__Task__:
Restate each entry word for word, leaving nothing out.

__Rows__:
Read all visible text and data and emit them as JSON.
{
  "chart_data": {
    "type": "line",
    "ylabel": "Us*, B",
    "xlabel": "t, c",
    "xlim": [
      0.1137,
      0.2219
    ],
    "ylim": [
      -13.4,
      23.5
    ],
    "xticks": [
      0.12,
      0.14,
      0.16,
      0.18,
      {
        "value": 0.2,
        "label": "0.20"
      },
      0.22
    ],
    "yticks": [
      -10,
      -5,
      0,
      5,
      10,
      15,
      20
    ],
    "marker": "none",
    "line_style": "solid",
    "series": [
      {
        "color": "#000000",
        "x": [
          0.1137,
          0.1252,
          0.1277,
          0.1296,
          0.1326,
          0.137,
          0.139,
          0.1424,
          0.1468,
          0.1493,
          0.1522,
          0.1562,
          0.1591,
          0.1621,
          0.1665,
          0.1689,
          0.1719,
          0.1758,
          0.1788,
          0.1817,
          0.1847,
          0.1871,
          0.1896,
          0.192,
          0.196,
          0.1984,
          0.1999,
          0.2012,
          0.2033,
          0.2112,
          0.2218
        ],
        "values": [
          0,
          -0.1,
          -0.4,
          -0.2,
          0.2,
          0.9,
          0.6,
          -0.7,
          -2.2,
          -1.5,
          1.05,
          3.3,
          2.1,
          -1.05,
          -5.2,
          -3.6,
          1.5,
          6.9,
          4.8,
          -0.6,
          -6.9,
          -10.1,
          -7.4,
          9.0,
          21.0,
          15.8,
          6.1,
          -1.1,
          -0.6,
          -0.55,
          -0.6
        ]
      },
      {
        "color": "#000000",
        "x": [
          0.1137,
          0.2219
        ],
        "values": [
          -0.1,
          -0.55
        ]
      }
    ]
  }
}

__Result__:
Read all visible text and data and emit them as JSON.
{
  "chart_data": {
    "type": "line",
    "ylabel": "Us*, B",
    "xlabel": "t, c",
    "xlim": [
      0.1137,
      0.2219
    ],
    "ylim": [
      -13.4,
      23.5
    ],
    "xticks": [
      0.12,
      0.14,
      0.16,
      0.18,
      {
        "value": 0.2,
        "label": "0.20"
      },
      0.22
    ],
    "yticks": [
      -10,
      -5,
      0,
      5,
      10,
      15,
      20
    ],
    "marker": "none",
    "line_style": "solid",
    "series": [
      {
        "color": "#000000",
        "x": [
          0.1137,
          0.1252,
          0.1277,
          0.1296,
          0.1326,
          0.137,
          0.139,
          0.1424,
          0.1468,
          0.1493,
          0.1522,
          0.1562,
          0.1591,
          0.1621,
          0.1665,
          0.1689,
          0.1719,
          0.1758,
          0.1788,
          0.1817,
          0.1847,
          0.1871,
          0.1896,
          0.192,
          0.196,
          0.1984,
          0.1999,
          0.2012,
          0.2033,
          0.2112,
          0.2218
        ],
        "values": [
          0,
          -0.1,
          -0.4,
          -0.2,
          0.2,
          0.9,
          0.6,
          -0.7,
          -2.2,
          -1.5,
          1.05,
          3.3,
          2.1,
          -1.05,
          -5.2,
          -3.6,
          1.5,
          6.9,
          4.8,
          -0.6,
          -6.9,
          -10.1,
          -7.4,
          9.0,
          21.0,
          15.8,
          6.1,
          -1.1,
          -0.6,
          -0.55,
          -0.6
        ]
      },
      {
        "color": "#000000",
        "x": [
          0.1137,
          0.2219
        ],
        "values": [
          -0.1,
          -0.55
        ]
      }
    ]
  }
}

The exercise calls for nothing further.